The records that follow must be repeated verbatim, every one of them.

## start Provided material

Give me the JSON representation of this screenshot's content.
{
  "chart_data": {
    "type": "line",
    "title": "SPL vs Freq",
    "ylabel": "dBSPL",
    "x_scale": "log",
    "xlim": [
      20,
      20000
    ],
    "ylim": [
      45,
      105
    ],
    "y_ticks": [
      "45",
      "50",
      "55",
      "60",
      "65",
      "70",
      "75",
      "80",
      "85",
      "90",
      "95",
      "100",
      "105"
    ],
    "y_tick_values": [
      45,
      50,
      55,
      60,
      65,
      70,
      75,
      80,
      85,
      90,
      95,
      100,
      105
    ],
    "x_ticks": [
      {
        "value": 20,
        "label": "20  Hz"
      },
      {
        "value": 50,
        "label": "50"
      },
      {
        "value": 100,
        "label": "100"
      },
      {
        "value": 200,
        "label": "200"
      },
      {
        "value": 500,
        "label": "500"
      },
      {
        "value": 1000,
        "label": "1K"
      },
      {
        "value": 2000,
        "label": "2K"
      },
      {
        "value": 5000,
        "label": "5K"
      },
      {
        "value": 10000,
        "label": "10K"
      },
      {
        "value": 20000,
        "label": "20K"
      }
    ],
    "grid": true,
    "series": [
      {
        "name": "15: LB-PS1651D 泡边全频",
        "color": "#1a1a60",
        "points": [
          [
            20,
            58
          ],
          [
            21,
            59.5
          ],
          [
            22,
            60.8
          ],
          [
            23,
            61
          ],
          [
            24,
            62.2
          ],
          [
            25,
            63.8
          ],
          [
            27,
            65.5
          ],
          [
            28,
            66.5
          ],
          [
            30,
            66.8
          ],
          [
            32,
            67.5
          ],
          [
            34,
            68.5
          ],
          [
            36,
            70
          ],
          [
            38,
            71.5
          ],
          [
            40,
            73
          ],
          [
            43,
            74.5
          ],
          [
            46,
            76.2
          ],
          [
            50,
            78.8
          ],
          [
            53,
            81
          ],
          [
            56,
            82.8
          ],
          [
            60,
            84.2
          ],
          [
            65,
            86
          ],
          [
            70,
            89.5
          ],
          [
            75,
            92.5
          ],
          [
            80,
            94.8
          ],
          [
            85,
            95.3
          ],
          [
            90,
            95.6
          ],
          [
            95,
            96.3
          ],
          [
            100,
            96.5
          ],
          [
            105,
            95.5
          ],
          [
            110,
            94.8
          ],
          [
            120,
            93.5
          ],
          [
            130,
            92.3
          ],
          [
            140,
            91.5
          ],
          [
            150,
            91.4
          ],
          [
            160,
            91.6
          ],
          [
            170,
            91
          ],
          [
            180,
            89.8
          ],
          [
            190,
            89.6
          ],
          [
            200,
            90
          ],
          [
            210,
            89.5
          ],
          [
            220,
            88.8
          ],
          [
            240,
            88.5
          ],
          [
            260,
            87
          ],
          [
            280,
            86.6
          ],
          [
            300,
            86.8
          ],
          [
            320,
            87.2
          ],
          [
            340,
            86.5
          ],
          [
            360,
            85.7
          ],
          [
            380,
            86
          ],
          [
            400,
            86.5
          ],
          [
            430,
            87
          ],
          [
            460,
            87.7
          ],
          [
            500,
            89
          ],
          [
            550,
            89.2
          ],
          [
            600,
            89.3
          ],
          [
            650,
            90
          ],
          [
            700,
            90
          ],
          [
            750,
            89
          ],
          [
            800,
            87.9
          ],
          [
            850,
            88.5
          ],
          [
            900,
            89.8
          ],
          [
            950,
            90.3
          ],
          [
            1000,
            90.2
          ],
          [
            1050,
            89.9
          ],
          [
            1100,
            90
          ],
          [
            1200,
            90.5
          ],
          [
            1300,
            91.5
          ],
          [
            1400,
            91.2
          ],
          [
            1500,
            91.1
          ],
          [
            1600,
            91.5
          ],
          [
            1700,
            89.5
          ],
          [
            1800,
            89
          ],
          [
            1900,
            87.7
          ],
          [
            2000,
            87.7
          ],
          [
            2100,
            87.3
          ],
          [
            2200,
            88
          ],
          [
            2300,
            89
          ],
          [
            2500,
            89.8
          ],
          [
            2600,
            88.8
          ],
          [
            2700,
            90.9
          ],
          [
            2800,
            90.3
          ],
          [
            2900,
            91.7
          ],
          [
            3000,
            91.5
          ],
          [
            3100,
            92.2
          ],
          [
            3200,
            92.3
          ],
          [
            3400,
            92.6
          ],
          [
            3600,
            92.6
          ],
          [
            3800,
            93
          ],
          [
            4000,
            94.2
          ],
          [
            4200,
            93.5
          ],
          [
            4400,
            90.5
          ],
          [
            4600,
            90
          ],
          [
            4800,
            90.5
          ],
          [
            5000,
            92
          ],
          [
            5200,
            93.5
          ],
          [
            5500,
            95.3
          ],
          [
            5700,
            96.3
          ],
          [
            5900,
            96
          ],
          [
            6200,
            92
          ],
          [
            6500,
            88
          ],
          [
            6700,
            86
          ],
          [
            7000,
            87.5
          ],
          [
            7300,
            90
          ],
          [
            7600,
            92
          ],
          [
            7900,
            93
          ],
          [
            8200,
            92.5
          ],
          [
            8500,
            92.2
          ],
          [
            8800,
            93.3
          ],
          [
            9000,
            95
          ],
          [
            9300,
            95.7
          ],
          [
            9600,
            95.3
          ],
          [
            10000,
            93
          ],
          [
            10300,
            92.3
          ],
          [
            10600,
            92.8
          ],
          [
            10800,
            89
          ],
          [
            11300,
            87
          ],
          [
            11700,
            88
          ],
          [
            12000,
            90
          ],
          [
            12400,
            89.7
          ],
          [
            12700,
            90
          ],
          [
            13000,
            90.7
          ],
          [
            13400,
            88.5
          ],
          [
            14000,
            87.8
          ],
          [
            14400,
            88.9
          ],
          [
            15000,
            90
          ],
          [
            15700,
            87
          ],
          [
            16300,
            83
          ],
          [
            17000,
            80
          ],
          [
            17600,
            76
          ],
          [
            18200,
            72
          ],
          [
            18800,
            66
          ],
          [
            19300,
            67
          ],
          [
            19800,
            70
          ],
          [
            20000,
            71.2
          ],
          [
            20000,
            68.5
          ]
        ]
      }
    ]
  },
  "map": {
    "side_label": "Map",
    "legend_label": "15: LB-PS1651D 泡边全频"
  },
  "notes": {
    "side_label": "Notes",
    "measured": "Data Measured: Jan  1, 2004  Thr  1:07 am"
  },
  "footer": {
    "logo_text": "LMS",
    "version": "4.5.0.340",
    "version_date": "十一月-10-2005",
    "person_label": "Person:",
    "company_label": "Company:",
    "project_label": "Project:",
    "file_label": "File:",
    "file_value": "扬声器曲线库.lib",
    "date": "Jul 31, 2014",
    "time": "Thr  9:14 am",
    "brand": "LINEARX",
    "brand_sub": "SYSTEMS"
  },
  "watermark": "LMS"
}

## end Provided material

(Task answer):
Give me the JSON representation of this screenshot's content.
{
  "chart_data": {
    "type": "line",
    "title": "SPL vs Freq",
    "ylabel": "dBSPL",
    "x_scale": "log",
    "xlim": [
      20,
      20000
    ],
    "ylim": [
      45,
      105
    ],
    "y_ticks": [
      "45",
      "50",
      "55",
      "60",
      "65",
      "70",
      "75",
      "80",
      "85",
      "90",
      "95",
      "100",
      "105"
    ],
    "y_tick_values": [
      45,
      50,
      55,
      60,
      65,
      70,
      75,
      80,
      85,
      90,
      95,
      100,
      105
    ],
    "x_ticks": [
      {
        "value": 20,
        "label": "20  Hz"
      },
      {
        "value": 50,
        "label": "50"
      },
      {
        "value": 100,
        "label": "100"
      },
      {
        "value": 200,
        "label": "200"
      },
      {
        "value": 500,
        "label": "500"
      },
      {
        "value": 1000,
        "label": "1K"
      },
      {
        "value": 2000,
        "label": "2K"
      },
      {
        "value": 5000,
        "label": "5K"
      },
      {
        "value": 10000,
        "label": "10K"
      },
      {
        "value": 20000,
        "label": "20K"
      }
    ],
    "grid": true,
    "series": [
      {
        "name": "15: LB-PS1651D 泡边全频",
        "color": "#1a1a60",
        "points": [
          [
            20,
            58
          ],
          [
            21,
            59.5
          ],
          [
            22,
            60.8
          ],
          [
            23,
            61
          ],
          [
            24,
            62.2
          ],
          [
            25,
            63.8
          ],
          [
            27,
            65.5
          ],
          [
            28,
            66.5
          ],
          [
            30,
            66.8
          ],
          [
            32,
            67.5
          ],
          [
            34,
            68.5
          ],
          [
            36,
            70
          ],
          [
            38,
            71.5
          ],
          [
            40,
            73
          ],
          [
            43,
            74.5
          ],
          [
            46,
            76.2
          ],
          [
            50,
            78.8
          ],
          [
            53,
            81
          ],
          [
            56,
            82.8
          ],
          [
            60,
            84.2
          ],
          [
            65,
            86
          ],
          [
            70,
            89.5
          ],
          [
            75,
            92.5
          ],
          [
            80,
            94.8
          ],
          [
            85,
            95.3
          ],
          [
            90,
            95.6
          ],
          [
            95,
            96.3
          ],
          [
            100,
            96.5
          ],
          [
            105,
            95.5
          ],
          [
            110,
            94.8
          ],
          [
            120,
            93.5
          ],
          [
            130,
            92.3
          ],
          [
            140,
            91.5
          ],
          [
            150,
            91.4
          ],
          [
            160,
            91.6
          ],
          [
            170,
            91
          ],
          [
            180,
            89.8
          ],
          [
            190,
            89.6
          ],
          [
            200,
            90
          ],
          [
            210,
            89.5
          ],
          [
            220,
            88.8
          ],
          [
            240,
            88.5
          ],
          [
            260,
            87
          ],
          [
            280,
            86.6
          ],
          [
            300,
            86.8
          ],
          [
            320,
            87.2
          ],
          [
            340,
            86.5
          ],
          [
            360,
            85.7
          ],
          [
            380,
            86
          ],
          [
            400,
            86.5
          ],
          [
            430,
            87
          ],
          [
            460,
            87.7
          ],
          [
            500,
            89
          ],
          [
            550,
            89.2
          ],
          [
            600,
            89.3
          ],
          [
            650,
            90
          ],
          [
            700,
            90
          ],
          [
            750,
            89
          ],
          [
            800,
            87.9
          ],
          [
            850,
            88.5
          ],
          [
            900,
            89.8
          ],
          [
            950,
            90.3
          ],
          [
            1000,
            90.2
          ],
          [
            1050,
            89.9
          ],
          [
            1100,
            90
          ],
          [
            1200,
            90.5
          ],
          [
            1300,
            91.5
          ],
          [
            1400,
            91.2
          ],
          [
            1500,
            91.1
          ],
          [
            1600,
            91.5
          ],
          [
            1700,
            89.5
          ],
          [
            1800,
            89
          ],
          [
            1900,
            87.7
          ],
          [
            2000,
            87.7
          ],
          [
            2100,
            87.3
          ],
          [
            2200,
            88
          ],
          [
            2300,
            89
          ],
          [
            2500,
            89.8
          ],
          [
            2600,
            88.8
          ],
          [
            2700,
            90.9
          ],
          [
            2800,
            90.3
          ],
          [
            2900,
            91.7
          ],
          [
            3000,
            91.5
          ],
          [
            3100,
            92.2
          ],
          [
            3200,
            92.3
          ],
          [
            3400,
            92.6
          ],
          [
            3600,
            92.6
          ],
          [
            3800,
            93
          ],
          [
            4000,
            94.2
          ],
          [
            4200,
            93.5
          ],
          [
            4400,
            90.5
          ],
          [
            4600,
            90
          ],
          [
            4800,
            90.5
          ],
          [
            5000,
            92
          ],
          [
            5200,
            93.5
          ],
          [
            5500,
            95.3
          ],
          [
            5700,
            96.3
          ],
          [
            5900,
            96
          ],
          [
            6200,
            92
          ],
          [
            6500,
            88
          ],
          [
            6700,
            86
          ],
          [
            7000,
            87.5
          ],
          [
            7300,
            90
          ],
          [
            7600,
            92
          ],
          [
            7900,
            93
          ],
          [
            8200,
            92.5
          ],
          [
            8500,
            92.2
          ],
          [
            8800,
            93.3
          ],
          [
            9000,
            95
          ],
          [
            9300,
            95.7
          ],
          [
            9600,
            95.3
          ],
          [
            10000,
            93
          ],
          [
            10300,
            92.3
          ],
          [
            10600,
            92.8
          ],
          [
            10800,
            89
          ],
          [
            11300,
            87
          ],
          [
            11700,
            88
          ],
          [
            12000,
            90
          ],
          [
            12400,
            89.7
          ],
          [
            12700,
            90
          ],
          [
            13000,
            90.7
          ],
          [
            13400,
            88.5
          ],
          [
            14000,
            87.8
          ],
          [
            14400,
            88.9
          ],
          [
            15000,
            90
          ],
          [
            15700,
            87
          ],
          [
            16300,
            83
          ],
          [
            17000,
            80
          ],
          [
            17600,
            76
          ],
          [
            18200,
            72
          ],
          [
            18800,
            66
          ],
          [
            19300,
            67
          ],
          [
            19800,
            70
          ],
          [
            20000,
            71.2
          ],
          [
            20000,
            68.5
          ]
        ]
      }
    ]
  },
  "map": {
    "side_label": "Map",
    "legend_label": "15: LB-PS1651D 泡边全频"
  },
  "notes": {
    "side_label": "Notes",
    "measured": "Data Measured: Jan  1, 2004  Thr  1:07 am"
  },
  "footer": {
    "logo_text": "LMS",
    "version": "4.5.0.340",
    "version_date": "十一月-10-2005",
    "person_label": "Person:",
    "company_label": "Company:",
    "project_label": "Project:",
    "file_label": "File:",
    "file_value": "扬声器曲线库.lib",
    "date": "Jul 31, 2014",
    "time": "Thr  9:14 am",
    "brand": "LINEARX",
    "brand_sub": "SYSTEMS"
  },
  "watermark": "LMS"
}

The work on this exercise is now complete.